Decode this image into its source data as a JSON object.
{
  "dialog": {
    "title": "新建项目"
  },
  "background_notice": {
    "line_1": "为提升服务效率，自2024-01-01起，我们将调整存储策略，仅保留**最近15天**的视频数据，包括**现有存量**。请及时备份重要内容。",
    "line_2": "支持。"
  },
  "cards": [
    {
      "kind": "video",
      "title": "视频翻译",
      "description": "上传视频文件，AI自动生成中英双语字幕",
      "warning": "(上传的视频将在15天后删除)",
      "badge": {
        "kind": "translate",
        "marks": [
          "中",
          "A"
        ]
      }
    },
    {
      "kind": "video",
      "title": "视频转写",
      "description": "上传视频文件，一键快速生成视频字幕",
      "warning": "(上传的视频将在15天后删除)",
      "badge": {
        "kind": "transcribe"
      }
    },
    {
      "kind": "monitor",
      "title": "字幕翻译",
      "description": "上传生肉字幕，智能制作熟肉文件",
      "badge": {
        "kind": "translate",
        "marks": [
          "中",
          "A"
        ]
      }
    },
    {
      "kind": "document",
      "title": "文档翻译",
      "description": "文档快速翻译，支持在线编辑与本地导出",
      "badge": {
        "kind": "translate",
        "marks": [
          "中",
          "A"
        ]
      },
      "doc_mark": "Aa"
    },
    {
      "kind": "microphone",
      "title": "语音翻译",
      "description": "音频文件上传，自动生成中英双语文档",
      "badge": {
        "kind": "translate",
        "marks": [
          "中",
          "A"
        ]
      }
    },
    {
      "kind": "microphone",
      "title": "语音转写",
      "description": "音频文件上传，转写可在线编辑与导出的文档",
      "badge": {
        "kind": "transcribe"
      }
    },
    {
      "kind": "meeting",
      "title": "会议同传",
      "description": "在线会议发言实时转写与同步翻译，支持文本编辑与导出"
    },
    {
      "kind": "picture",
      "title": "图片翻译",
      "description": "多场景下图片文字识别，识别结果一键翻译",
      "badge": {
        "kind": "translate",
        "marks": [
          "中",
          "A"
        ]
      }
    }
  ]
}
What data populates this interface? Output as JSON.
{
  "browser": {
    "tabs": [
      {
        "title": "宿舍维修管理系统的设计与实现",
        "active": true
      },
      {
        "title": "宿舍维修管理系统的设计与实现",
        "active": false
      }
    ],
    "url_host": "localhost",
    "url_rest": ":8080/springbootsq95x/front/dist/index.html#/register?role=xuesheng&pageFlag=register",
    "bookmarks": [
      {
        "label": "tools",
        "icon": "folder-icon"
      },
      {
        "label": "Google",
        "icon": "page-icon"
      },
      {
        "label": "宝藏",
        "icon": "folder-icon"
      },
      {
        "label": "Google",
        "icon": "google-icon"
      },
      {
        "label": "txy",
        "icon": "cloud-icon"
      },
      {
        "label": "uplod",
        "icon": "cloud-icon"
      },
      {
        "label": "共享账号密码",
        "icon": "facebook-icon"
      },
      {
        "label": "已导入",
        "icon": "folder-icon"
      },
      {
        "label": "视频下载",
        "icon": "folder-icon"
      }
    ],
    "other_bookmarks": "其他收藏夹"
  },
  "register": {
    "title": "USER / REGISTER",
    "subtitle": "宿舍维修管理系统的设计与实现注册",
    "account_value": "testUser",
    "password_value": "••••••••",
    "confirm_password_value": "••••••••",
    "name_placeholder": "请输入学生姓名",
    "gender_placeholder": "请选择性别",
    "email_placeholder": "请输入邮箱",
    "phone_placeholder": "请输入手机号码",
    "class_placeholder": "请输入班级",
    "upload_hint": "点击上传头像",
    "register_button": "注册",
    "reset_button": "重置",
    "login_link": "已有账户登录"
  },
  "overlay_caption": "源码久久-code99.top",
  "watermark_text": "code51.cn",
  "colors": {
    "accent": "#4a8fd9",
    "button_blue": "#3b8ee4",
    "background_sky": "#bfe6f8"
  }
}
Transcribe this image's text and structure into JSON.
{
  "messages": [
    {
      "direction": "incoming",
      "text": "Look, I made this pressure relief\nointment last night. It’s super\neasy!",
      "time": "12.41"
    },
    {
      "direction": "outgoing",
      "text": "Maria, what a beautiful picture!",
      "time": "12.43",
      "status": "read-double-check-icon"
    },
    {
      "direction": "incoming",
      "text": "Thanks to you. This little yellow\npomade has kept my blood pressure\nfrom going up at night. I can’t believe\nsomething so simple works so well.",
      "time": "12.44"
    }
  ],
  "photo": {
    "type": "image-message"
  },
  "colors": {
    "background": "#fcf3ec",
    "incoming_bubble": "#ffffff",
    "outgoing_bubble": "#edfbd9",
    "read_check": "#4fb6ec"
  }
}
________________________________________
_Brief_
Copy every line exactly. Leave nothing out.

_Expected output_
Decode this image into its source data as a JSON object.
{
  "dialog": {
    "title": "新建项目"
  },
  "background_notice": {
    "line_1": "为提升服务效率，自2024-01-01起，我们将调整存储策略，仅保留**最近15天**的视频数据，包括**现有存量**。请及时备份重要内容。",
    "line_2": "支持。"
  },
  "cards": [
    {
      "kind": "video",
      "title": "视频翻译",
      "description": "上传视频文件，AI自动生成中英双语字幕",
      "warning": "(上传的视频将在15天后删除)",
      "badge": {
        "kind": "translate",
        "marks": [
          "中",
          "A"
        ]
      }
    },
    {
      "kind": "video",
      "title": "视频转写",
      "description": "上传视频文件，一键快速生成视频字幕",
      "warning": "(上传的视频将在15天后删除)",
      "badge": {
        "kind": "transcribe"
      }
    },
    {
      "kind": "monitor",
      "title": "字幕翻译",
      "description": "上传生肉字幕，智能制作熟肉文件",
      "badge": {
        "kind": "translate",
        "marks": [
          "中",
          "A"
        ]
      }
    },
    {
      "kind": "document",
      "title": "文档翻译",
      "description": "文档快速翻译，支持在线编辑与本地导出",
      "badge": {
        "kind": "translate",
        "marks": [
          "中",
          "A"
        ]
      },
      "doc_mark": "Aa"
    },
    {
      "kind": "microphone",
      "title": "语音翻译",
      "description": "音频文件上传，自动生成中英双语文档",
      "badge": {
        "kind": "translate",
        "marks": [
          "中",
          "A"
        ]
      }
    },
    {
      "kind": "microphone",
      "title": "语音转写",
      "description": "音频文件上传，转写可在线编辑与导出的文档",
      "badge": {
        "kind": "transcribe"
      }
    },
    {
      "kind": "meeting",
      "title": "会议同传",
      "description": "在线会议发言实时转写与同步翻译，支持文本编辑与导出"
    },
    {
      "kind": "picture",
      "title": "图片翻译",
      "description": "多场景下图片文字识别，识别结果一键翻译",
      "badge": {
        "kind": "translate",
        "marks": [
          "中",
          "A"
        ]
      }
    }
  ]
}
What data populates this interface? Output as JSON.
{
  "browser": {
    "tabs": [
      {
        "title": "宿舍维修管理系统的设计与实现",
        "active": true
      },
      {
        "title": "宿舍维修管理系统的设计与实现",
        "active": false
      }
    ],
    "url_host": "localhost",
    "url_rest": ":8080/springbootsq95x/front/dist/index.html#/register?role=xuesheng&pageFlag=register",
    "bookmarks": [
      {
        "label": "tools",
        "icon": "folder-icon"
      },
      {
        "label": "Google",
        "icon": "page-icon"
      },
      {
        "label": "宝藏",
        "icon": "folder-icon"
      },
      {
        "label": "Google",
        "icon": "google-icon"
      },
      {
        "label": "txy",
        "icon": "cloud-icon"
      },
      {
        "label": "uplod",
        "icon": "cloud-icon"
      },
      {
        "label": "共享账号密码",
        "icon": "facebook-icon"
      },
      {
        "label": "已导入",
        "icon": "folder-icon"
      },
      {
        "label": "视频下载",
        "icon": "folder-icon"
      }
    ],
    "other_bookmarks": "其他收藏夹"
  },
  "register": {
    "title": "USER / REGISTER",
    "subtitle": "宿舍维修管理系统的设计与实现注册",
    "account_value": "testUser",
    "password_value": "••••••••",
    "confirm_password_value": "••••••••",
    "name_placeholder": "请输入学生姓名",
    "gender_placeholder": "请选择性别",
    "email_placeholder": "请输入邮箱",
    "phone_placeholder": "请输入手机号码",
    "class_placeholder": "请输入班级",
    "upload_hint": "点击上传头像",
    "register_button": "注册",
    "reset_button": "重置",
    "login_link": "已有账户登录"
  },
  "overlay_caption": "源码久久-code99.top",
  "watermark_text": "code51.cn",
  "colors": {
    "accent": "#4a8fd9",
    "button_blue": "#3b8ee4",
    "background_sky": "#bfe6f8"
  }
}
Transcribe this image's text and structure into JSON.
{
  "messages": [
    {
      "direction": "incoming",
      "text": "Look, I made this pressure relief\nointment last night. It’s super\neasy!",
      "time": "12.41"
    },
    {
      "direction": "outgoing",
      "text": "Maria, what a beautiful picture!",
      "time": "12.43",
      "status": "read-double-check-icon"
    },
    {
      "direction": "incoming",
      "text": "Thanks to you. This little yellow\npomade has kept my blood pressure\nfrom going up at night. I can’t believe\nsomething so simple works so well.",
      "time": "12.44"
    }
  ],
  "photo": {
    "type": "image-message"
  },
  "colors": {
    "background": "#fcf3ec",
    "incoming_bubble": "#ffffff",
    "outgoing_bubble": "#edfbd9",
    "read_check": "#4fb6ec"
  }
}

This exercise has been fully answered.